DATA SUPPLIED |
....

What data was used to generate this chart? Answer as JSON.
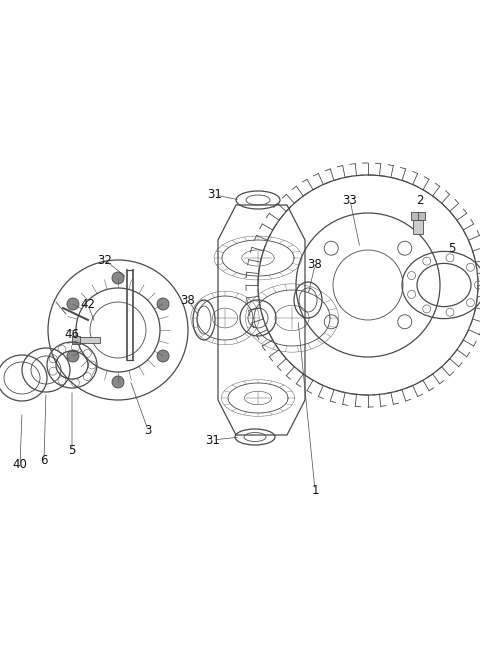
{
  "background_color": "#ffffff",
  "line_color": "#4a4a4a",
  "text_color": "#111111",
  "figsize": [
    4.8,
    6.56
  ],
  "dpi": 100,
  "xlim": [
    0,
    480
  ],
  "ylim": [
    0,
    656
  ]
}
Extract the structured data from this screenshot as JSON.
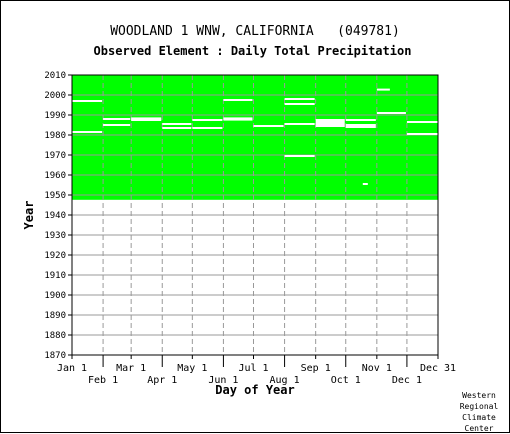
{
  "title": "WOODLAND 1 WNW, CALIFORNIA   (049781)",
  "subtitle": "Observed Element : Daily Total Precipitation",
  "credit": [
    "Western",
    "Regional",
    "Climate",
    "Center"
  ],
  "colors": {
    "data_fill": "#00ff00",
    "missing_lines": "#ffffff",
    "grid": "#999999",
    "background": "#ffffff",
    "text": "#000000"
  },
  "chart_data": {
    "type": "heatmap",
    "title": "WOODLAND 1 WNW, CALIFORNIA   (049781)",
    "subtitle": "Observed Element : Daily Total Precipitation",
    "xlabel": "Day of Year",
    "ylabel": "Year",
    "xlim": [
      1,
      366
    ],
    "ylim": [
      1870,
      2010
    ],
    "x_ticks": [
      {
        "label": "Jan 1",
        "day": 1,
        "row": 0
      },
      {
        "label": "Feb 1",
        "day": 32,
        "row": 1
      },
      {
        "label": "Mar 1",
        "day": 60,
        "row": 0
      },
      {
        "label": "Apr 1",
        "day": 91,
        "row": 1
      },
      {
        "label": "May 1",
        "day": 121,
        "row": 0
      },
      {
        "label": "Jun 1",
        "day": 152,
        "row": 1
      },
      {
        "label": "Jul 1",
        "day": 182,
        "row": 0
      },
      {
        "label": "Aug 1",
        "day": 213,
        "row": 1
      },
      {
        "label": "Sep 1",
        "day": 244,
        "row": 0
      },
      {
        "label": "Oct 1",
        "day": 274,
        "row": 1
      },
      {
        "label": "Nov 1",
        "day": 305,
        "row": 0
      },
      {
        "label": "Dec 1",
        "day": 335,
        "row": 1
      },
      {
        "label": "Dec 31",
        "day": 366,
        "row": 0
      }
    ],
    "y_ticks": [
      "2010",
      "2000",
      "1990",
      "1980",
      "1970",
      "1960",
      "1950",
      "1940",
      "1930",
      "1920",
      "1910",
      "1900",
      "1890",
      "1880",
      "1870"
    ],
    "grid": true,
    "data_period": {
      "start_year": 1947.6,
      "end_year": 2010,
      "start_day": 1,
      "end_day": 366
    },
    "missing": [
      {
        "year": 1997,
        "day_start": 1,
        "day_end": 31
      },
      {
        "year": 1981.5,
        "day_start": 1,
        "day_end": 31
      },
      {
        "year": 1988,
        "day_start": 32,
        "day_end": 59
      },
      {
        "year": 1985,
        "day_start": 32,
        "day_end": 59
      },
      {
        "year": 1988.3,
        "day_start": 60,
        "day_end": 90
      },
      {
        "year": 1987.5,
        "day_start": 60,
        "day_end": 90
      },
      {
        "year": 1985.5,
        "day_start": 91,
        "day_end": 120
      },
      {
        "year": 1983.5,
        "day_start": 91,
        "day_end": 120
      },
      {
        "year": 1987.5,
        "day_start": 121,
        "day_end": 151
      },
      {
        "year": 1983.5,
        "day_start": 121,
        "day_end": 151
      },
      {
        "year": 1997.5,
        "day_start": 152,
        "day_end": 181
      },
      {
        "year": 1988.3,
        "day_start": 152,
        "day_end": 181
      },
      {
        "year": 1987.7,
        "day_start": 152,
        "day_end": 181
      },
      {
        "year": 1984.5,
        "day_start": 182,
        "day_end": 212
      },
      {
        "year": 1998,
        "day_start": 213,
        "day_end": 243
      },
      {
        "year": 1995.5,
        "day_start": 213,
        "day_end": 243
      },
      {
        "year": 1985.5,
        "day_start": 213,
        "day_end": 243
      },
      {
        "year": 1969.5,
        "day_start": 213,
        "day_end": 243
      },
      {
        "year": 1987.5,
        "day_start": 244,
        "day_end": 273
      },
      {
        "year": 1986.5,
        "day_start": 244,
        "day_end": 273
      },
      {
        "year": 1985.5,
        "day_start": 244,
        "day_end": 273
      },
      {
        "year": 1984.5,
        "day_start": 244,
        "day_end": 273
      },
      {
        "year": 1987.5,
        "day_start": 274,
        "day_end": 304
      },
      {
        "year": 1985,
        "day_start": 274,
        "day_end": 304
      },
      {
        "year": 1984,
        "day_start": 274,
        "day_end": 304
      },
      {
        "year": 1955.5,
        "day_start": 291,
        "day_end": 296
      },
      {
        "year": 2002.7,
        "day_start": 305,
        "day_end": 318
      },
      {
        "year": 1991,
        "day_start": 305,
        "day_end": 334
      },
      {
        "year": 1986.5,
        "day_start": 335,
        "day_end": 366
      },
      {
        "year": 1980.5,
        "day_start": 335,
        "day_end": 366
      }
    ]
  }
}
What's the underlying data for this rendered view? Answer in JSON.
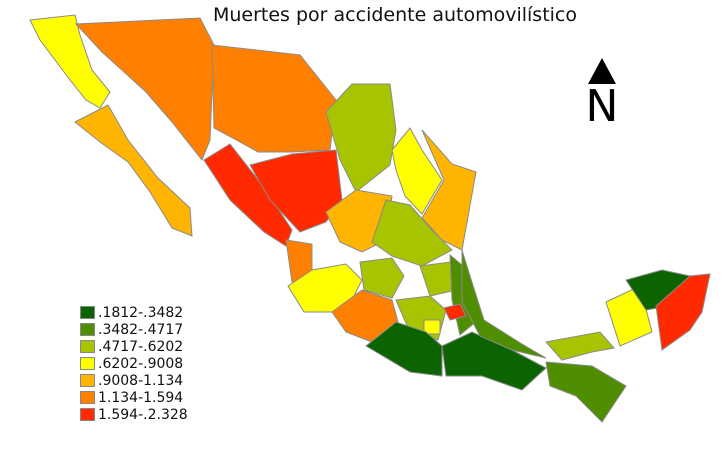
{
  "title": "Muertes por accidente automovilístico",
  "north_label": "N",
  "colors": [
    "#0b6400",
    "#4f8e00",
    "#a8c400",
    "#ffff00",
    "#ffb400",
    "#ff8000",
    "#ff2a00"
  ],
  "legend": [
    {
      "label": ".1812-.3482",
      "color": "#0b6400"
    },
    {
      "label": ".3482-.4717",
      "color": "#4f8e00"
    },
    {
      "label": ".4717-.6202",
      "color": "#a8c400"
    },
    {
      "label": ".6202-.9008",
      "color": "#ffff00"
    },
    {
      "label": ".9008-1.134",
      "color": "#ffb400"
    },
    {
      "label": "1.134-1.594",
      "color": "#ff8000"
    },
    {
      "label": "1.594-.2.328",
      "color": "#ff2a00"
    }
  ]
}
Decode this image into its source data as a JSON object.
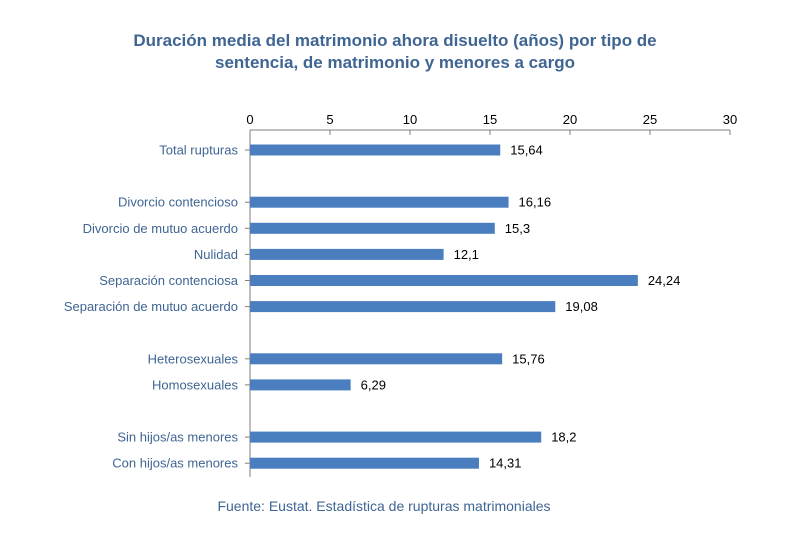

....

WHAT IS BEING ASKED |
Restate the entire listing word for word, excluding pictures.

ANSWER TO THE EXERCISE |
What data was used to generate this chart? Answer as JSON.
{
  "background_color": "#ffffff",
  "line_color": "#4a4a4a",
  "text_color": "#111111",
  "figsize": [
    4.8,
    6.56
  ],
  "dpi": 100,
  "xlim": [
    0,
    480
  ],
  "ylim": [
    0,
    656
  ]
}
Extract the structured data from this screenshot as JSON.
{
  "title": "WOODLAND 1 WNW, CALIFORNIA   (049781)",
  "subtitle": "Observed Element : Daily Total Precipitation",
  "credit": [
    "Western",
    "Regional",
    "Climate",
    "Center"
  ],
  "colors": {
    "data_fill": "#00ff00",
    "missing_lines": "#ffffff",
    "grid": "#999999",
    "background": "#ffffff",
    "text": "#000000"
  },
  "chart_data": {
    "type": "heatmap",
    "title": "WOODLAND 1 WNW, CALIFORNIA   (049781)",
    "subtitle": "Observed Element : Daily Total Precipitation",
    "xlabel": "Day of Year",
    "ylabel": "Year",
    "xlim": [
      1,
      366
    ],
    "ylim": [
      1870,
      2010
    ],
    "x_ticks": [
      {
        "label": "Jan 1",
        "day": 1,
        "row": 0
      },
      {
        "label": "Feb 1",
        "day": 32,
        "row": 1
      },
      {
        "label": "Mar 1",
        "day": 60,
        "row": 0
      },
      {
        "label": "Apr 1",
        "day": 91,
        "row": 1
      },
      {
        "label": "May 1",
        "day": 121,
        "row": 0
      },
      {
        "label": "Jun 1",
        "day": 152,
        "row": 1
      },
      {
        "label": "Jul 1",
        "day": 182,
        "row": 0
      },
      {
        "label": "Aug 1",
        "day": 213,
        "row": 1
      },
      {
        "label": "Sep 1",
        "day": 244,
        "row": 0
      },
      {
        "label": "Oct 1",
        "day": 274,
        "row": 1
      },
      {
        "label": "Nov 1",
        "day": 305,
        "row": 0
      },
      {
        "label": "Dec 1",
        "day": 335,
        "row": 1
      },
      {
        "label": "Dec 31",
        "day": 366,
        "row": 0
      }
    ],
    "y_ticks": [
      "2010",
      "2000",
      "1990",
      "1980",
      "1970",
      "1960",
      "1950",
      "1940",
      "1930",
      "1920",
      "1910",
      "1900",
      "1890",
      "1880",
      "1870"
    ],
    "grid": true,
    "data_period": {
      "start_year": 1947.6,
      "end_year": 2010,
      "start_day": 1,
      "end_day": 366
    },
    "missing": [
      {
        "year": 1997,
        "day_start": 1,
        "day_end": 31
      },
      {
        "year": 1981.5,
        "day_start": 1,
        "day_end": 31
      },
      {
        "year": 1988,
        "day_start": 32,
        "day_end": 59
      },
      {
        "year": 1985,
        "day_start": 32,
        "day_end": 59
      },
      {
        "year": 1988.3,
        "day_start": 60,
        "day_end": 90
      },
      {
        "year": 1987.5,
        "day_start": 60,
        "day_end": 90
      },
      {
        "year": 1985.5,
        "day_start": 91,
        "day_end": 120
      },
      {
        "year": 1983.5,
        "day_start": 91,
        "day_end": 120
      },
      {
        "year": 1987.5,
        "day_start": 121,
        "day_end": 151
      },
      {
        "year": 1983.5,
        "day_start": 121,
        "day_end": 151
      },
      {
        "year": 1997.5,
        "day_start": 152,
        "day_end": 181
      },
      {
        "year": 1988.3,
        "day_start": 152,
        "day_end": 181
      },
      {
        "year": 1987.7,
        "day_start": 152,
        "day_end": 181
      },
      {
        "year": 1984.5,
        "day_start": 182,
        "day_end": 212
      },
      {
        "year": 1998,
        "day_start": 213,
        "day_end": 243
      },
      {
        "year": 1995.5,
        "day_start": 213,
        "day_end": 243
      },
      {
        "year": 1985.5,
        "day_start": 213,
        "day_end": 243
      },
      {
        "year": 1969.5,
        "day_start": 213,
        "day_end": 243
      },
      {
        "year": 1987.5,
        "day_start": 244,
        "day_end": 273
      },
      {
        "year": 1986.5,
        "day_start": 244,
        "day_end": 273
      },
      {
        "year": 1985.5,
        "day_start": 244,
        "day_end": 273
      },
      {
        "year": 1984.5,
        "day_start": 244,
        "day_end": 273
      },
      {
        "year": 1987.5,
        "day_start": 274,
        "day_end": 304
      },
      {
        "year": 1985,
        "day_start": 274,
        "day_end": 304
      },
      {
        "year": 1984,
        "day_start": 274,
        "day_end": 304
      },
      {
        "year": 1955.5,
        "day_start": 291,
        "day_end": 296
      },
      {
        "year": 2002.7,
        "day_start": 305,
        "day_end": 318
      },
      {
        "year": 1991,
        "day_start": 305,
        "day_end": 334
      },
      {
        "year": 1986.5,
        "day_start": 335,
        "day_end": 366
      },
      {
        "year": 1980.5,
        "day_start": 335,
        "day_end": 366
      }
    ]
  }
}
What's the underlying data for this rendered view? Answer in JSON.
{
  "title": "Muertes por accidente automovilístico",
  "north_label": "N",
  "colors": [
    "#0b6400",
    "#4f8e00",
    "#a8c400",
    "#ffff00",
    "#ffb400",
    "#ff8000",
    "#ff2a00"
  ],
  "legend": [
    {
      "label": ".1812-.3482",
      "color": "#0b6400"
    },
    {
      "label": ".3482-.4717",
      "color": "#4f8e00"
    },
    {
      "label": ".4717-.6202",
      "color": "#a8c400"
    },
    {
      "label": ".6202-.9008",
      "color": "#ffff00"
    },
    {
      "label": ".9008-1.134",
      "color": "#ffb400"
    },
    {
      "label": "1.134-1.594",
      "color": "#ff8000"
    },
    {
      "label": "1.594-.2.328",
      "color": "#ff2a00"
    }
  ]
}
Decode this image into its source data as a JSON object.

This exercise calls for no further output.